Bring together all lines of the material below that contain the string "wallpaper".

**Data for this exercise**
***
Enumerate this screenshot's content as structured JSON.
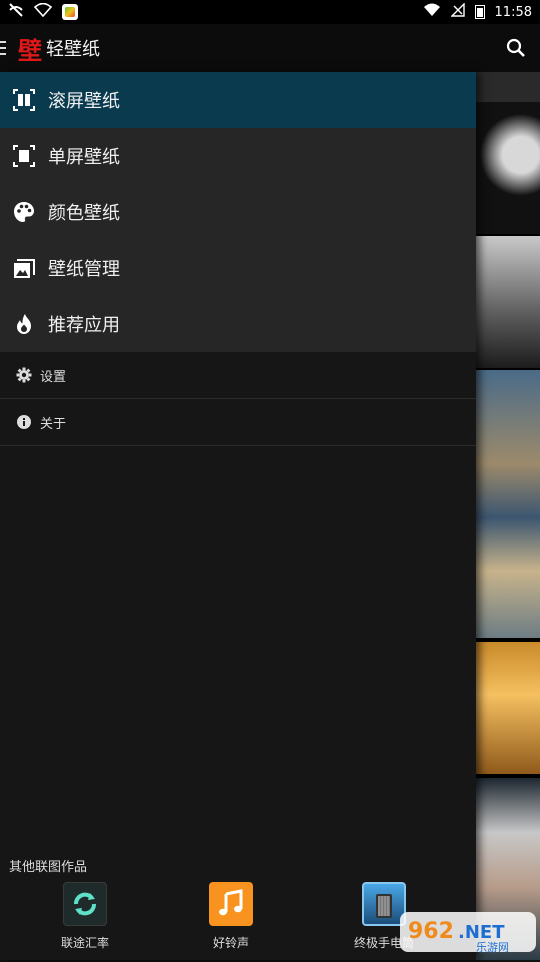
{
  "status_bar": {
    "time": "11:58"
  },
  "app_bar": {
    "logo_char": "壁",
    "title": "轻壁纸"
  },
  "drawer": {
    "items": [
      {
        "label": "滚屏壁纸",
        "icon": "scroll-wallpaper-icon",
        "active": true
      },
      {
        "label": "单屏壁纸",
        "icon": "single-wallpaper-icon",
        "active": false
      },
      {
        "label": "颜色壁纸",
        "icon": "palette-icon",
        "active": false
      },
      {
        "label": "壁纸管理",
        "icon": "image-icon",
        "active": false
      },
      {
        "label": "推荐应用",
        "icon": "flame-icon",
        "active": false
      }
    ],
    "secondary": [
      {
        "label": "设置",
        "icon": "gear-icon"
      },
      {
        "label": "关于",
        "icon": "info-icon"
      }
    ],
    "other_title": "其他联图作品",
    "apps": [
      {
        "label": "联途汇率",
        "icon": "refresh-rate-icon"
      },
      {
        "label": "好铃声",
        "icon": "music-note-icon"
      },
      {
        "label": "终极手电筒",
        "icon": "flashlight-icon"
      }
    ]
  },
  "colors": {
    "active_bg": "#0a3a4e",
    "logo": "#e01818",
    "ring_app": "#f7931e"
  },
  "watermark": {
    "line1": "962.NET",
    "line2": "乐游网"
  }
}
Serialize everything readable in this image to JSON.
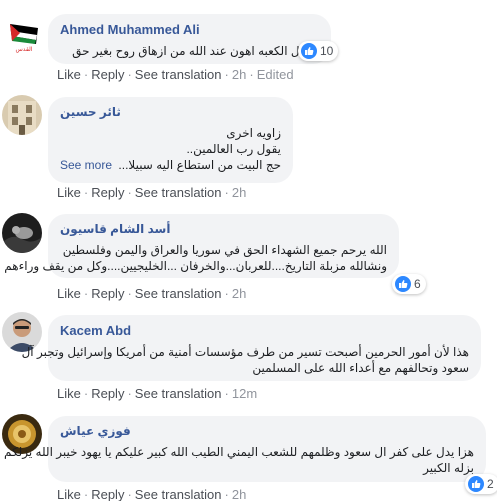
{
  "actions": {
    "like": "Like",
    "reply": "Reply",
    "see_translation": "See translation",
    "separator": "·"
  },
  "comments": [
    {
      "author": "Ahmed Muhammed Ali",
      "avatar": "flag-avatar",
      "lines": [
        "لزوال الكعبه اهون عند الله من ازهاق روح بغير حق"
      ],
      "reactions": "10",
      "time": "2h",
      "edited": "Edited"
    },
    {
      "author": "ثائر حسين",
      "avatar": "building-avatar",
      "lines": [
        "زاويه اخرى",
        "يقول رب العالمين..",
        "حج البيت من استطاع اليه سبيلا..."
      ],
      "see_more": "See more",
      "time": "2h"
    },
    {
      "author": "أسد الشام قاسيون",
      "avatar": "dark-avatar",
      "lines": [
        "الله يرحم جميع الشهداء الحق في سوريا والعراق واليمن وفلسطين",
        "ونشالله مزبلة التاريخ....للعربان...والخرفان ...الخليجيين....وكل من يقف وراءهم"
      ],
      "reactions": "6",
      "time": "2h"
    },
    {
      "author": "Kacem Abd",
      "avatar": "person-avatar",
      "lines": [
        "هذا لأن أمور الحرمين أصبحت تسير من طرف مؤسسات أمنية من أمريكا وإسرائيل وتجبر آل",
        "سعود وتحالفهم مع أعداء الله على المسلمين"
      ],
      "time": "12m"
    },
    {
      "author": "فوزي عياش",
      "avatar": "gold-avatar",
      "lines": [
        "هزا يدل على كفر ال سعود وظلمهم للشعب اليمني الطيب الله كبير عليكم يا يهود خيبر الله يزلكم",
        "بزله الكبير"
      ],
      "reactions": "2",
      "time": "2h"
    }
  ],
  "colors": {
    "link": "#385898",
    "bubble": "#f2f3f5",
    "like_blue": "#2d88ff",
    "meta": "#90949c"
  }
}
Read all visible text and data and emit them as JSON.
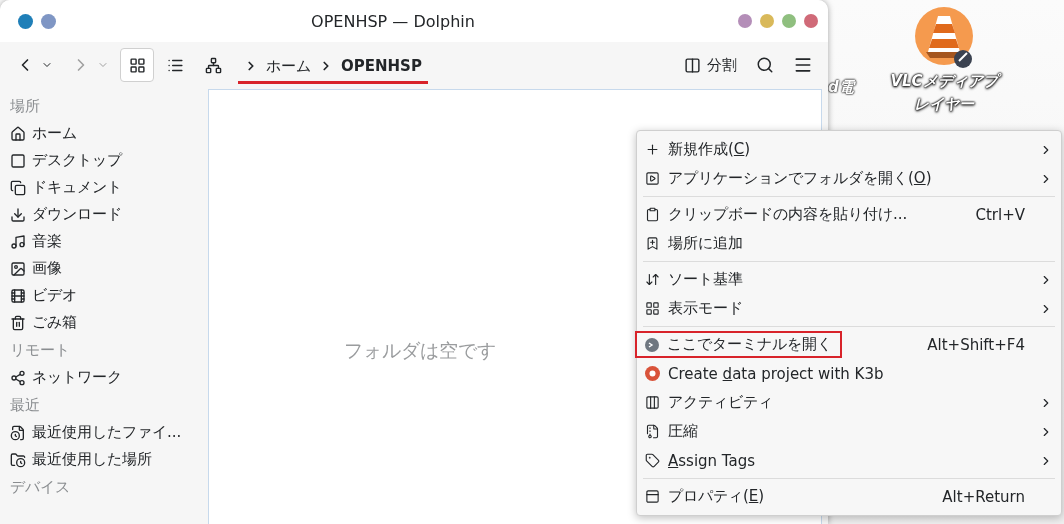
{
  "window": {
    "title": "OPENHSP — Dolphin",
    "title_buttons": [
      {
        "color": "#b48eb8"
      },
      {
        "color": "#d9b95a"
      },
      {
        "color": "#8fbf7f"
      },
      {
        "color": "#d06a78"
      }
    ]
  },
  "toolbar": {
    "back": {
      "disabled": false
    },
    "forward": {
      "disabled": true
    },
    "view_modes": [
      {
        "kind": "icons",
        "selected": true
      },
      {
        "kind": "details",
        "selected": false
      },
      {
        "kind": "tree",
        "selected": false
      }
    ],
    "breadcrumb": {
      "highlighted": true,
      "items": [
        {
          "label": "ホーム",
          "current": false
        },
        {
          "label": "OPENHSP",
          "current": true
        }
      ]
    },
    "split_label": "分割"
  },
  "sidebar": {
    "sections": [
      {
        "title": "場所",
        "items": [
          {
            "kind": "home",
            "label": "ホーム"
          },
          {
            "kind": "desktop",
            "label": "デスクトップ"
          },
          {
            "kind": "documents",
            "label": "ドキュメント"
          },
          {
            "kind": "downloads",
            "label": "ダウンロード"
          },
          {
            "kind": "music",
            "label": "音楽"
          },
          {
            "kind": "pictures",
            "label": "画像"
          },
          {
            "kind": "videos",
            "label": "ビデオ"
          },
          {
            "kind": "trash",
            "label": "ごみ箱"
          }
        ]
      },
      {
        "title": "リモート",
        "items": [
          {
            "kind": "network",
            "label": "ネットワーク"
          }
        ]
      },
      {
        "title": "最近",
        "items": [
          {
            "kind": "recent-files",
            "label": "最近使用したファイ..."
          },
          {
            "kind": "recent-places",
            "label": "最近使用した場所"
          }
        ]
      },
      {
        "title": "デバイス"
      }
    ]
  },
  "content": {
    "empty_text": "フォルダは空です"
  },
  "desktop": {
    "partial_label": "d電",
    "icons": [
      {
        "label": "VLCメディアプレイヤー",
        "linked": true
      }
    ]
  },
  "context_menu": {
    "groups": [
      [
        {
          "kind": "new",
          "pre": "新規作成(",
          "mnemonic": "C",
          "post": ")",
          "submenu": true
        },
        {
          "kind": "open-with",
          "pre": "アプリケーションでフォルダを開く(",
          "mnemonic": "O",
          "post": ")",
          "submenu": true
        }
      ],
      [
        {
          "kind": "paste",
          "pre": "クリップボードの内容を貼り付け...",
          "shortcut": "Ctrl+V",
          "submenu": false
        },
        {
          "kind": "add-place",
          "pre": "場所に追加",
          "submenu": false
        }
      ],
      [
        {
          "kind": "sort",
          "pre": "ソート基準",
          "submenu": true
        },
        {
          "kind": "view-mode",
          "pre": "表示モード",
          "submenu": true
        }
      ],
      [
        {
          "kind": "terminal",
          "pre": "ここでターミナルを開く",
          "shortcut": "Alt+Shift+F4",
          "submenu": false,
          "highlighted": true
        },
        {
          "kind": "k3b",
          "pre": "Create ",
          "mnemonic": "d",
          "post": "ata project with K3b",
          "submenu": false
        },
        {
          "kind": "activities",
          "pre": "アクティビティ",
          "submenu": true
        },
        {
          "kind": "compress",
          "pre": "圧縮",
          "submenu": true
        },
        {
          "kind": "tags",
          "mnemonic": "A",
          "post": "ssign Tags",
          "submenu": true
        }
      ],
      [
        {
          "kind": "properties",
          "pre": "プロパティ(",
          "mnemonic": "E",
          "post": ")",
          "shortcut": "Alt+Return",
          "submenu": false
        }
      ]
    ]
  }
}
***
**Solution for this exercise**
        "icon": "scroll-wallpaper-icon",
        "icon": "single-wallpaper-icon",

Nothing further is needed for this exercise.